WHAT IS BEING ASKED
Every line holding the string "page" should be gathered.

**** SOURCE DATA

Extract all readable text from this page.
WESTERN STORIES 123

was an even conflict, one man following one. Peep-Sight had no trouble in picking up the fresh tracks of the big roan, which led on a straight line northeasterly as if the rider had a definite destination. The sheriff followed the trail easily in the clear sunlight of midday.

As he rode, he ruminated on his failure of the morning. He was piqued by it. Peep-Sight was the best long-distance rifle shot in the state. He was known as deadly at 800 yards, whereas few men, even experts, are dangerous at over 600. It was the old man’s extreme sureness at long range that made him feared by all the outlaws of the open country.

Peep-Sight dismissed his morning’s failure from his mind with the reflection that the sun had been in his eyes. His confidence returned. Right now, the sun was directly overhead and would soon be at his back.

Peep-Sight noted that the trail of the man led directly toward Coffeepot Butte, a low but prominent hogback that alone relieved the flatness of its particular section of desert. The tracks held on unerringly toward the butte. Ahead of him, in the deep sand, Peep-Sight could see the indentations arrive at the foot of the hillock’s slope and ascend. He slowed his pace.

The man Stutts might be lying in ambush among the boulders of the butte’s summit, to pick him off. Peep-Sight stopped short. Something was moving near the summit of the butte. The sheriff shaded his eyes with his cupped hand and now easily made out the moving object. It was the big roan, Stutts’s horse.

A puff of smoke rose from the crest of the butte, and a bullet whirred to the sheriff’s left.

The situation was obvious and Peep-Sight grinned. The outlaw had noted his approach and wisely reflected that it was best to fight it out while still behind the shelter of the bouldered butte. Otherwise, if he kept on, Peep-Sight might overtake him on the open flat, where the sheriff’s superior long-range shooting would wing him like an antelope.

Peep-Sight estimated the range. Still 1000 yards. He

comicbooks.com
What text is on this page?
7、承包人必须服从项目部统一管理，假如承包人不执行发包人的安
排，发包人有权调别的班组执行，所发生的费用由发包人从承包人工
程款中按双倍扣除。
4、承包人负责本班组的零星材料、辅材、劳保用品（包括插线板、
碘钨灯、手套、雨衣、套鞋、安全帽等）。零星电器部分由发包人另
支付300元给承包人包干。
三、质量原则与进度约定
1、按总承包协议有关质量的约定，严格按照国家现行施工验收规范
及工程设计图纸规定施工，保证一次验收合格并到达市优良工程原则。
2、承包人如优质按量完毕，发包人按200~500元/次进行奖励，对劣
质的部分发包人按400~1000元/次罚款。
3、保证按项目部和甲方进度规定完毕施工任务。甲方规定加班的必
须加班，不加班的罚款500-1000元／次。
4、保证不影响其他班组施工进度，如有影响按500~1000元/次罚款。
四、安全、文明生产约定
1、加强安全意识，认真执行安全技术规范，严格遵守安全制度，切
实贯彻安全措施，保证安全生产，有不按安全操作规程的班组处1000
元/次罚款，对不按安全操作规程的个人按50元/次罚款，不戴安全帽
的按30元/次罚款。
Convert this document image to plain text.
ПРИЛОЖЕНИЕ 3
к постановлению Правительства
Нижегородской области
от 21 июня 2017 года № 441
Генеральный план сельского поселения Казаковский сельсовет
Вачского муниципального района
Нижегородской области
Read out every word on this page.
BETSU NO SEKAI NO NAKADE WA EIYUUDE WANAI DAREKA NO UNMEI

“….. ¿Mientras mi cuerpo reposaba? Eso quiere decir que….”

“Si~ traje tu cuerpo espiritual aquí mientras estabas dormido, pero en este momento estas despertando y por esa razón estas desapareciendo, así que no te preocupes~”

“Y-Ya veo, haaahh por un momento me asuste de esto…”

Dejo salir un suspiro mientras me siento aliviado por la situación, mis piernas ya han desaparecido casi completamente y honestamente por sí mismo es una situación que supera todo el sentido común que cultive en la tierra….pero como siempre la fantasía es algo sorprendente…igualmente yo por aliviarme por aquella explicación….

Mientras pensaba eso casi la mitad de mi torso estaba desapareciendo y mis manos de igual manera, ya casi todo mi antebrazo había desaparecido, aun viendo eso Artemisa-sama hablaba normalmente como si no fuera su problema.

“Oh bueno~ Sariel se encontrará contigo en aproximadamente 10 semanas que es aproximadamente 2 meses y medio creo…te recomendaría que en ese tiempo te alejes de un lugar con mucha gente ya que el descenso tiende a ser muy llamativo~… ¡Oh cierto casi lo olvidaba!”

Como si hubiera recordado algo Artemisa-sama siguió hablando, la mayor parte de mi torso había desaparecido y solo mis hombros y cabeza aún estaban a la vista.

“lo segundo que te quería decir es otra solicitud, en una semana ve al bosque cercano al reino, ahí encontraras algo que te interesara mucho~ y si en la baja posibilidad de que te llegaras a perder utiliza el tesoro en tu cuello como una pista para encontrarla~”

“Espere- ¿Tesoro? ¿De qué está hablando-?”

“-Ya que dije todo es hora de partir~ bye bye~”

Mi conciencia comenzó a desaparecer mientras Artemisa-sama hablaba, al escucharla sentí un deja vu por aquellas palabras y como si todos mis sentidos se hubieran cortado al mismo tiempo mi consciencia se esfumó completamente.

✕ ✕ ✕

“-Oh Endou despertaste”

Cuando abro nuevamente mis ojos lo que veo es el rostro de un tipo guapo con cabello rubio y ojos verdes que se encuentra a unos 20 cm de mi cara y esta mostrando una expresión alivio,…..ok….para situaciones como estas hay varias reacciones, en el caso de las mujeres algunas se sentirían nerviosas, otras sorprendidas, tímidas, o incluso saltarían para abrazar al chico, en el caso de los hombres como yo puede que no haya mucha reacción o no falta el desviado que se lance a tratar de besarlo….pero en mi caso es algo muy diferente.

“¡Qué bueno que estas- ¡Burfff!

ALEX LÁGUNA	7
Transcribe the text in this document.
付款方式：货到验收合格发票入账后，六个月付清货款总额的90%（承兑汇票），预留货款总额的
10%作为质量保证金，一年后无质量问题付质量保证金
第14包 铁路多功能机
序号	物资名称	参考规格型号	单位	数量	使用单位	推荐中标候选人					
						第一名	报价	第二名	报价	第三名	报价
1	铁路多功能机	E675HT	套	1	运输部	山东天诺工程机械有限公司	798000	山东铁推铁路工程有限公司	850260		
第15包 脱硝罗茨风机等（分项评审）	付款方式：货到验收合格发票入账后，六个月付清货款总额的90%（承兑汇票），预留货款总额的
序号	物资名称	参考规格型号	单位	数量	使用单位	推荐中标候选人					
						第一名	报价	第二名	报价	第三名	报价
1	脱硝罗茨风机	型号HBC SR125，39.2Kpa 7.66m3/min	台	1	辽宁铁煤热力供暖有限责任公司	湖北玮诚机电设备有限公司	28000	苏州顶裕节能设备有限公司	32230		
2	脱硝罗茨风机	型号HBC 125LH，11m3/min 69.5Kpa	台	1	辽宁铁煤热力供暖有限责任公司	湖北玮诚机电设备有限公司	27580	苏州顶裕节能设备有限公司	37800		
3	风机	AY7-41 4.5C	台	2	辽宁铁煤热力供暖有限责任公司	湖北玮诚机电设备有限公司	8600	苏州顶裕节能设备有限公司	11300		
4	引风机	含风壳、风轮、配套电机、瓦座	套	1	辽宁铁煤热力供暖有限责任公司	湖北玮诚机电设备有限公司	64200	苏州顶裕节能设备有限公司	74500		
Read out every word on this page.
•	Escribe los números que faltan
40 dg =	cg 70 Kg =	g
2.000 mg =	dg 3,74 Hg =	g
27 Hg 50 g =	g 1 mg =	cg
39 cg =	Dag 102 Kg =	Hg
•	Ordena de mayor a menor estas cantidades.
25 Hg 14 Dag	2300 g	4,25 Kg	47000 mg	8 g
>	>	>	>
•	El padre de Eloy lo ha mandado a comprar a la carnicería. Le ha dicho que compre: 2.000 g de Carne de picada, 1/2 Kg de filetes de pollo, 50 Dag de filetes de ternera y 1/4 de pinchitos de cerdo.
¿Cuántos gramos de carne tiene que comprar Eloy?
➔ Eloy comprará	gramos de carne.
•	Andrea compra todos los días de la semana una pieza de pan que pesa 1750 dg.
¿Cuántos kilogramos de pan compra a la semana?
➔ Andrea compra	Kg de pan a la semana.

********

CORRECT RESPONSE
Extract all readable text from this page.
What text is on this page?
Read out every word on this page.
Read out every word on this page.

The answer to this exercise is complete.